## GIVEN TASK
Present every line of the listing below as a numbered list, leaving out any blank lines.

## DATA FOR PROCESSING
____

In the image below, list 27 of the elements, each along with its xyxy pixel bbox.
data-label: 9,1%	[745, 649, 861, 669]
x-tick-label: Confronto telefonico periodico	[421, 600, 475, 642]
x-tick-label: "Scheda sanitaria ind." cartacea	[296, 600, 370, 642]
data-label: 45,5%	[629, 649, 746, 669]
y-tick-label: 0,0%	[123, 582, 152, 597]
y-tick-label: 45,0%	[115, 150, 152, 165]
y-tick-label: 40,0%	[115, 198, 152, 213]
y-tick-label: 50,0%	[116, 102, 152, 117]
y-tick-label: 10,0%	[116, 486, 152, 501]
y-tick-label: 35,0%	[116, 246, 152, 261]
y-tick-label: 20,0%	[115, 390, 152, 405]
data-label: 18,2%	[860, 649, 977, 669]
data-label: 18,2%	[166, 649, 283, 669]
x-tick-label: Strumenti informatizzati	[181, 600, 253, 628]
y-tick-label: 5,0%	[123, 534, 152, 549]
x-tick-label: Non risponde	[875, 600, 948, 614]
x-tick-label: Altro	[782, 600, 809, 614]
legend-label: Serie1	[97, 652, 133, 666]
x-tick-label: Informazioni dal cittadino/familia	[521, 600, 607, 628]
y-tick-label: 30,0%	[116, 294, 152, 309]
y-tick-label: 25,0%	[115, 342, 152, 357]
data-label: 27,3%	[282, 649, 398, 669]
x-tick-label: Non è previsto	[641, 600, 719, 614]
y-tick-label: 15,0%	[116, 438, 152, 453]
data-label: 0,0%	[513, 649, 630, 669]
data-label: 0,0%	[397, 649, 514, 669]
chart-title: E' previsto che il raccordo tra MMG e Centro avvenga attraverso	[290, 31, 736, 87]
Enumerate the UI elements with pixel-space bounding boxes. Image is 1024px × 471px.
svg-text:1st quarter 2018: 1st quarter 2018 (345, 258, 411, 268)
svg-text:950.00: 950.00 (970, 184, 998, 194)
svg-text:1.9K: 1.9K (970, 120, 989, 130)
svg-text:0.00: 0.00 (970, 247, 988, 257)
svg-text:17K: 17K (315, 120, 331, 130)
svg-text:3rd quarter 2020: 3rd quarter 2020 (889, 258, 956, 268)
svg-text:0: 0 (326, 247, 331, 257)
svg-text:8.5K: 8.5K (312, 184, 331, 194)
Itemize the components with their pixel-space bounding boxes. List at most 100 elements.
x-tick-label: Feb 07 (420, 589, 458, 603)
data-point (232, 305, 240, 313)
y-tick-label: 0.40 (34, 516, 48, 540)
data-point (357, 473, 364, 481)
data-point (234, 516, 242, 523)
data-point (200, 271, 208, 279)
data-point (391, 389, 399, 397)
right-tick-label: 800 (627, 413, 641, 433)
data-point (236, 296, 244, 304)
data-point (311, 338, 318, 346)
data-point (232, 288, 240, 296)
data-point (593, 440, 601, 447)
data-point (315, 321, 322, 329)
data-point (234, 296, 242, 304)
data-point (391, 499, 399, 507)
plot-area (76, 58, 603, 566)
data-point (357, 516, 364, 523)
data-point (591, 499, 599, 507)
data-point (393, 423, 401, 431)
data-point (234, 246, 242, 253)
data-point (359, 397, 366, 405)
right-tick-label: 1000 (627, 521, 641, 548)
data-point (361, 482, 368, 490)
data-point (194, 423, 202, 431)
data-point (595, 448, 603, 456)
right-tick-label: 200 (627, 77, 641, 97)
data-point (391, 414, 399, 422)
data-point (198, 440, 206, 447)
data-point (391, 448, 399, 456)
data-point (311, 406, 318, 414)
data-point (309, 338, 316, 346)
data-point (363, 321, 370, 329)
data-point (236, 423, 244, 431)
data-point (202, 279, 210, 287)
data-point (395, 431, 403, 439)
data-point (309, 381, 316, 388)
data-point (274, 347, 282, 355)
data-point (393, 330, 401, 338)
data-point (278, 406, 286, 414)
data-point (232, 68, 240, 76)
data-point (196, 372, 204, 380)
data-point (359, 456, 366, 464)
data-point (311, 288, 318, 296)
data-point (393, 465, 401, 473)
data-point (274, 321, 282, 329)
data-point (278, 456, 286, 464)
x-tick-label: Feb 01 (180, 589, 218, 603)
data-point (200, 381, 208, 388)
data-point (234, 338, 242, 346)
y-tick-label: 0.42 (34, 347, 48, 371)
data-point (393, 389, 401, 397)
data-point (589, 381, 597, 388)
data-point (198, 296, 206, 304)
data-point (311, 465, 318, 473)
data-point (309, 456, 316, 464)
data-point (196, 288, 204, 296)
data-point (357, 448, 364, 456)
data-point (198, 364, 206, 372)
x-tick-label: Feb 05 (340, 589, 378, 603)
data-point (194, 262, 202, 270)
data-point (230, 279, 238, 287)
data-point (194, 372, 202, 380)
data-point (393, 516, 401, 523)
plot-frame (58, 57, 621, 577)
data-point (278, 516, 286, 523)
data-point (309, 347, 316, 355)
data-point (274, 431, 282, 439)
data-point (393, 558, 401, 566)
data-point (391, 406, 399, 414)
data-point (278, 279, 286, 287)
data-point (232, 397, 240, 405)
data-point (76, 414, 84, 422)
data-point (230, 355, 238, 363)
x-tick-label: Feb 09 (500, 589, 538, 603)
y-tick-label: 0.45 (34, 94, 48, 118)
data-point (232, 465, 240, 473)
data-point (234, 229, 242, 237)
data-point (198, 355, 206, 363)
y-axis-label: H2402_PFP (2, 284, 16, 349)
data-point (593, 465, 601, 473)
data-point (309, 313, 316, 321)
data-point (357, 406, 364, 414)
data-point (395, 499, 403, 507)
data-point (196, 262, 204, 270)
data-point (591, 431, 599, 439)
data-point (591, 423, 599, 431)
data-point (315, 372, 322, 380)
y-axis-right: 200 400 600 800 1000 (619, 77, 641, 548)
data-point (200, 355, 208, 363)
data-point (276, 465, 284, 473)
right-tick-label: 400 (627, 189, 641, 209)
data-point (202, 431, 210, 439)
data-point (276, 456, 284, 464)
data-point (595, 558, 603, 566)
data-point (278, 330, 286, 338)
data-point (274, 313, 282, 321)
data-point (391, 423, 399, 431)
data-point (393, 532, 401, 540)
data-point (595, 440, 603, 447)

____

## FINAL ANSWER
1. In the image below, list 27 of the elements, each along with its xyxy pixel bbox.
2. data-label: 9,1%	[745, 649, 861, 669]
3. x-tick-label: Confronto telefonico periodico	[421, 600, 475, 642]
4. x-tick-label: "Scheda sanitaria ind." cartacea	[296, 600, 370, 642]
5. data-label: 45,5%	[629, 649, 746, 669]
6. y-tick-label: 0,0%	[123, 582, 152, 597]
7. y-tick-label: 45,0%	[115, 150, 152, 165]
8. y-tick-label: 40,0%	[115, 198, 152, 213]
9. y-tick-label: 50,0%	[116, 102, 152, 117]
10. y-tick-label: 10,0%	[116, 486, 152, 501]
11. y-tick-label: 35,0%	[116, 246, 152, 261]
12. y-tick-label: 20,0%	[115, 390, 152, 405]
13. data-label: 18,2%	[860, 649, 977, 669]
14. data-label: 18,2%	[166, 649, 283, 669]
15. x-tick-label: Strumenti informatizzati	[181, 600, 253, 628]
16. y-tick-label: 5,0%	[123, 534, 152, 549]
17. x-tick-label: Non risponde	[875, 600, 948, 614]
18. x-tick-label: Altro	[782, 600, 809, 614]
19. legend-label: Serie1	[97, 652, 133, 666]
20. x-tick-label: Informazioni dal cittadino/familia	[521, 600, 607, 628]
21. y-tick-label: 30,0%	[116, 294, 152, 309]
22. y-tick-label: 25,0%	[115, 342, 152, 357]
23. data-label: 27,3%	[282, 649, 398, 669]
24. x-tick-label: Non è previsto	[641, 600, 719, 614]
25. y-tick-label: 15,0%	[116, 438, 152, 453]
26. data-label: 0,0%	[513, 649, 630, 669]
27. data-label: 0,0%	[397, 649, 514, 669]
28. chart-title: E' previsto che il raccordo tra MMG e Centro avvenga attraverso	[290, 31, 736, 87]
29. Enumerate the UI elements with pixel-space bounding boxes. Image is 1024px × 471px.
30. svg-text:1st quarter 2018: 1st quarter 2018 (345, 258, 411, 268)
31. svg-text:950.00: 950.00 (970, 184, 998, 194)
32. svg-text:1.9K: 1.9K (970, 120, 989, 130)
33. svg-text:0.00: 0.00 (970, 247, 988, 257)
34. svg-text:17K: 17K (315, 120, 331, 130)
35. svg-text:3rd quarter 2020: 3rd quarter 2020 (889, 258, 956, 268)
36. svg-text:0: 0 (326, 247, 331, 257)
37. svg-text:8.5K: 8.5K (312, 184, 331, 194)
38. Itemize the components with their pixel-space bounding boxes. List at most 100 elements.
39. x-tick-label: Feb 07 (420, 589, 458, 603)
40. data-point (232, 305, 240, 313)
41. y-tick-label: 0.40 (34, 516, 48, 540)
42. data-point (357, 473, 364, 481)
43. data-point (234, 516, 242, 523)
44. data-point (200, 271, 208, 279)
45. data-point (391, 389, 399, 397)
46. right-tick-label: 800 (627, 413, 641, 433)
47. data-point (236, 296, 244, 304)
48. data-point (311, 338, 318, 346)
49. data-point (232, 288, 240, 296)
50. data-point (593, 440, 601, 447)
51. data-point (315, 321, 322, 329)
52. data-point (234, 296, 242, 304)
53. data-point (391, 499, 399, 507)
54. plot-area (76, 58, 603, 566)
55. data-point (357, 516, 364, 523)
56. data-point (591, 499, 599, 507)
57. data-point (393, 423, 401, 431)
58. data-point (234, 246, 242, 253)
59. data-point (359, 397, 366, 405)
60. right-tick-label: 1000 (627, 521, 641, 548)
61. data-point (361, 482, 368, 490)
62. data-point (194, 423, 202, 431)
63. data-point (595, 448, 603, 456)
64. right-tick-label: 200 (627, 77, 641, 97)
65. data-point (391, 414, 399, 422)
66. data-point (198, 440, 206, 447)
67. data-point (391, 448, 399, 456)
68. data-point (311, 406, 318, 414)
69. data-point (309, 338, 316, 346)
70. data-point (363, 321, 370, 329)
71. data-point (236, 423, 244, 431)
72. data-point (202, 279, 210, 287)
73. data-point (395, 431, 403, 439)
74. data-point (309, 381, 316, 388)
75. data-point (274, 347, 282, 355)
76. data-point (393, 330, 401, 338)
77. data-point (278, 406, 286, 414)
78. data-point (232, 68, 240, 76)
79. data-point (196, 372, 204, 380)
80. data-point (359, 456, 366, 464)
81. data-point (311, 288, 318, 296)
82. data-point (393, 465, 401, 473)
83. data-point (274, 321, 282, 329)
84. data-point (278, 456, 286, 464)
85. x-tick-label: Feb 01 (180, 589, 218, 603)
86. data-point (200, 381, 208, 388)
87. data-point (234, 338, 242, 346)
88. y-tick-label: 0.42 (34, 347, 48, 371)
89. data-point (393, 389, 401, 397)
90. data-point (589, 381, 597, 388)
91. data-point (198, 296, 206, 304)
92. data-point (311, 465, 318, 473)
93. data-point (309, 456, 316, 464)
94. data-point (196, 288, 204, 296)
95. data-point (357, 448, 364, 456)
96. data-point (198, 364, 206, 372)
97. x-tick-label: Feb 05 (340, 589, 378, 603)
98. data-point (194, 262, 202, 270)
99. data-point (230, 279, 238, 287)
100. data-point (194, 372, 202, 380)
101. data-point (393, 516, 401, 523)
102. plot-frame (58, 57, 621, 577)
103. data-point (278, 516, 286, 523)
104. data-point (309, 347, 316, 355)
105. data-point (274, 431, 282, 439)
106. data-point (393, 558, 401, 566)
107. data-point (391, 406, 399, 414)
108. data-point (278, 279, 286, 287)
109. data-point (232, 397, 240, 405)
110. data-point (76, 414, 84, 422)
111. data-point (230, 355, 238, 363)
112. x-tick-label: Feb 09 (500, 589, 538, 603)
113. y-tick-label: 0.45 (34, 94, 48, 118)
114. data-point (232, 465, 240, 473)
115. data-point (234, 229, 242, 237)
116. data-point (198, 355, 206, 363)
117. y-axis-label: H2402_PFP (2, 284, 16, 349)
118. data-point (593, 465, 601, 473)
119. data-point (309, 313, 316, 321)
120. data-point (357, 406, 364, 414)
121. data-point (395, 499, 403, 507)
122. data-point (196, 262, 204, 270)
123. data-point (591, 431, 599, 439)
124. data-point (591, 423, 599, 431)
125. data-point (315, 372, 322, 380)
126. y-axis-right: 200 400 600 800 1000 (619, 77, 641, 548)
127. data-point (200, 355, 208, 363)
128. data-point (276, 465, 284, 473)
129. right-tick-label: 400 (627, 189, 641, 209)
130. data-point (202, 431, 210, 439)
131. data-point (276, 456, 284, 464)
132. data-point (595, 558, 603, 566)
133. data-point (278, 330, 286, 338)
134. data-point (274, 313, 282, 321)
135. data-point (391, 423, 399, 431)
136. data-point (393, 532, 401, 540)
137. data-point (595, 440, 603, 447)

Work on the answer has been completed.